Data excerpts:
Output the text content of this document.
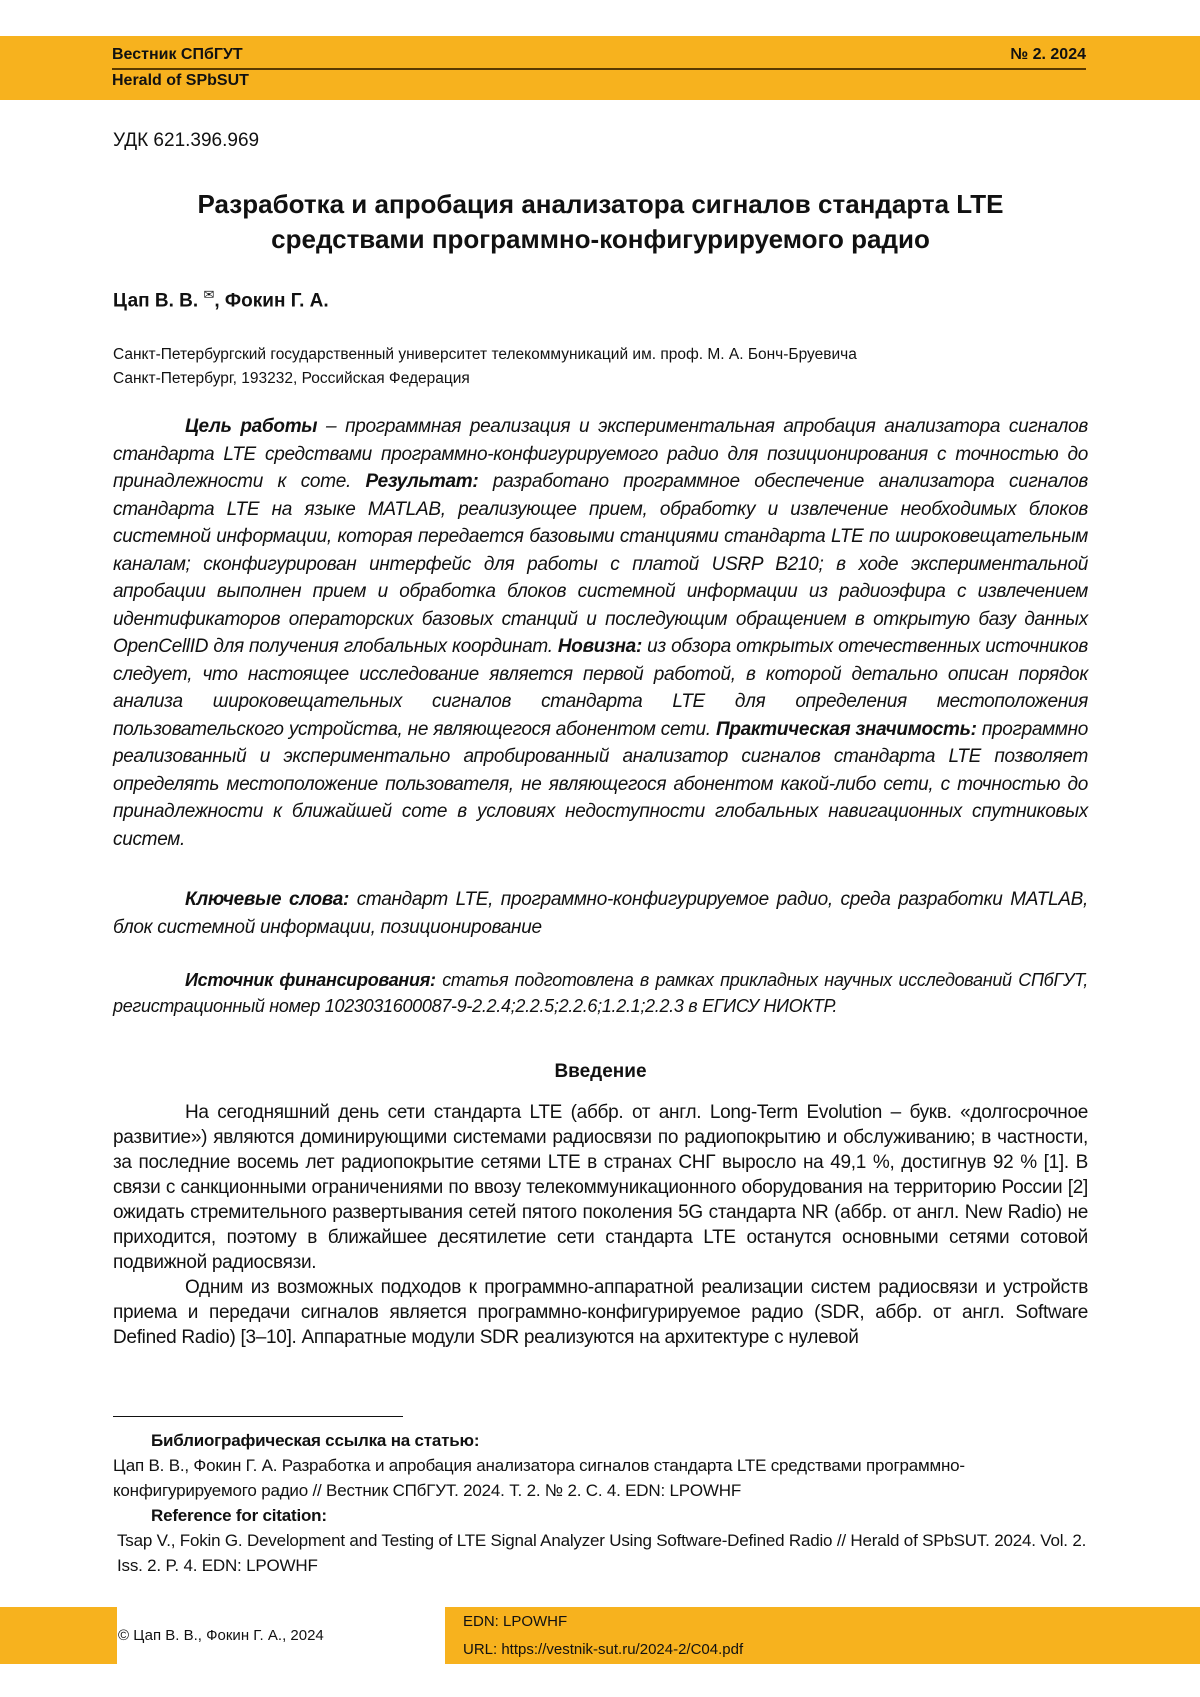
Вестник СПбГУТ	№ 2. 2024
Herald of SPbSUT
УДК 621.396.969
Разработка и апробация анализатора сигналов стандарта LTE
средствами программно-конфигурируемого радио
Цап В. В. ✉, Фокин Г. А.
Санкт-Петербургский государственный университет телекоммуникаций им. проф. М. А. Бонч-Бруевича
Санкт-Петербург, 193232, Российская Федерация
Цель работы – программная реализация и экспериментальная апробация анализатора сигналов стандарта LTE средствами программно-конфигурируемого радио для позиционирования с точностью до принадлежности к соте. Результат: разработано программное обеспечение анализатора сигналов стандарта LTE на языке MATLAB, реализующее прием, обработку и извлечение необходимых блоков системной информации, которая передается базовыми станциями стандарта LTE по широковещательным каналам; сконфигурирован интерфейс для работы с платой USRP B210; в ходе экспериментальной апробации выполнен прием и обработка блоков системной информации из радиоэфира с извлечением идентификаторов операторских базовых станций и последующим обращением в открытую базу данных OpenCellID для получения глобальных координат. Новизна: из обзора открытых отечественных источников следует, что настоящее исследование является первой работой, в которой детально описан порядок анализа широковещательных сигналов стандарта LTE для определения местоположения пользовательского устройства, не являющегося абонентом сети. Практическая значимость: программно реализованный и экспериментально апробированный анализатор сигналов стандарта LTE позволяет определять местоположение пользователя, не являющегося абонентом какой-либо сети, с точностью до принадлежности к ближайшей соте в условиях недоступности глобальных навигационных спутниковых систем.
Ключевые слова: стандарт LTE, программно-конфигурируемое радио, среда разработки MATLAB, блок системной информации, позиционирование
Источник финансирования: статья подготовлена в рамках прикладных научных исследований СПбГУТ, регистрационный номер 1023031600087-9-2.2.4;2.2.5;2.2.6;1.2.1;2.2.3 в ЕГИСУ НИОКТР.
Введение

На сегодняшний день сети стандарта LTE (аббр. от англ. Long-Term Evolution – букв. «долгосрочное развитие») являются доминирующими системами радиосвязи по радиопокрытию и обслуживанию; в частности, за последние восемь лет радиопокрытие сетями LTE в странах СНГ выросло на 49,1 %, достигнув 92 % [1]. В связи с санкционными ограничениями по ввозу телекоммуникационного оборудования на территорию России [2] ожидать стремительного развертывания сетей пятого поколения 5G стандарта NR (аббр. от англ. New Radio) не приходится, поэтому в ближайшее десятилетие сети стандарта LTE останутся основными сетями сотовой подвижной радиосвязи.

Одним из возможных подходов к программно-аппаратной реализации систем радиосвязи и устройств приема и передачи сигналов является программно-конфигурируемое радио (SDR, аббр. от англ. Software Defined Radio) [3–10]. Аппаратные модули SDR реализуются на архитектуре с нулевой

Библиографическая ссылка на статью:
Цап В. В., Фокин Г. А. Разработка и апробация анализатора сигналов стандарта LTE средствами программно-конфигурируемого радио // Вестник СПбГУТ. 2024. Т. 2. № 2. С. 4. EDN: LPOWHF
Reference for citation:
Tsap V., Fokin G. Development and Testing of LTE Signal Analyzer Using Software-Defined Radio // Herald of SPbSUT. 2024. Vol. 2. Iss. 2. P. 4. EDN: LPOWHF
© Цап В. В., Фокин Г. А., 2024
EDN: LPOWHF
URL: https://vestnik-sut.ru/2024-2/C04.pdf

Aim of the task: Copy each line from the data above that includes "Санкт".

Exercise answer:
Санкт-Петербургский государственный университет телекоммуникаций им. проф. М. А. Бонч-Бруевича
Санкт-Петербург, 193232, Российская Федерация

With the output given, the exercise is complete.